## What to work on
From the listing, collect all lines containing the word "приказа".
╭─ Data lines
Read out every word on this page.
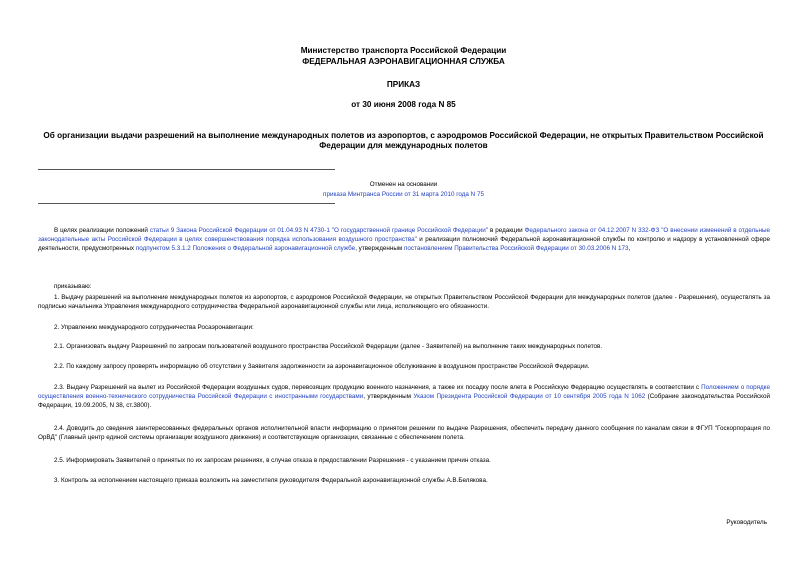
Министерство транспорта Российской Федерации
ФЕДЕРАЛЬНАЯ АЭРОНАВИГАЦИОННАЯ СЛУЖБА
ПРИКАЗ
от 30 июня 2008 года N 85
Об организации выдачи разрешений на выполнение международных полетов из аэропортов, с аэродромов Российской Федерации, не открытых Правительством Российской Федерации для международных полетов
Отменен на основании
приказа Минтранса России от 31 марта 2010 года N 75
В целях реализации положений статьи 9 Закона Российской Федерации от 01.04.93 N 4730-1 "О государственной границе Российской Федерации" в редакции Федерального закона от 04.12.2007 N 332-ФЗ "О внесении изменений в отдельные законодательные акты Российской Федерации в целях совершенствования порядка использования воздушного пространства" и реализации полномочий Федеральной аэронавигационной службы по контролю и надзору в установленной сфере деятельности, предусмотренных подпунктом 5.3.1.2 Положения о Федеральной аэронавигационной службе, утвержденным постановлением Правительства Российской Федерации от 30.03.2006 N 173,
приказываю:
1. Выдачу разрешений на выполнение международных полетов из аэропортов, с аэродромов Российской Федерации, не открытых Правительством Российской Федерации для международных полетов (далее - Разрешения), осуществлять за подписью начальника Управления международного сотрудничества Федеральной аэронавигационной службы или лица, исполняющего его обязанности.
2. Управлению международного сотрудничества Росаэронавигации:
2.1. Организовать выдачу Разрешений по запросам пользователей воздушного пространства Российской Федерации (далее - Заявителей) на выполнение таких международных полетов.
2.2. По каждому запросу проверять информацию об отсутствии у Заявителя задолженности за аэронавигационное обслуживание в воздушном пространстве Российской Федерации.
2.3. Выдачу Разрешений на вылет из Российской Федерации воздушных судов, перевозящих продукцию военного назначения, а также их посадку после влета в Российскую Федерацию осуществлять в соответствии с Положением о порядке осуществления военно-технического сотрудничества Российской Федерации с иностранными государствами, утвержденным Указом Президента Российской Федерации от 10 сентября 2005 года N 1062 (Собрание законодательства Российской Федерации, 19.09.2005, N 38, ст.3800).
2.4. Доводить до сведения заинтересованных федеральных органов исполнительной власти информацию о принятом решении по выдаче Разрешения, обеспечить передачу данного сообщения по каналам связи в ФГУП "Госкорпорация по ОрВД" (Главный центр единой системы организации воздушного движения) и соответствующие организации, связанные с обеспечением полета.
2.5. Информировать Заявителей о принятых по их запросам решениях, в случае отказа в предоставлении Разрешения - с указанием причин отказа.
3. Контроль за исполнением настоящего приказа возложить на заместителя руководителя Федеральной аэронавигационной службы А.В.Белякова.
Руководитель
╰─
## Reply
приказа Минтранса России от 31 марта 2010 года N 75
3. Контроль за исполнением настоящего приказа возложить на заместителя руководителя Федеральной аэронавигационной службы А.В.Белякова.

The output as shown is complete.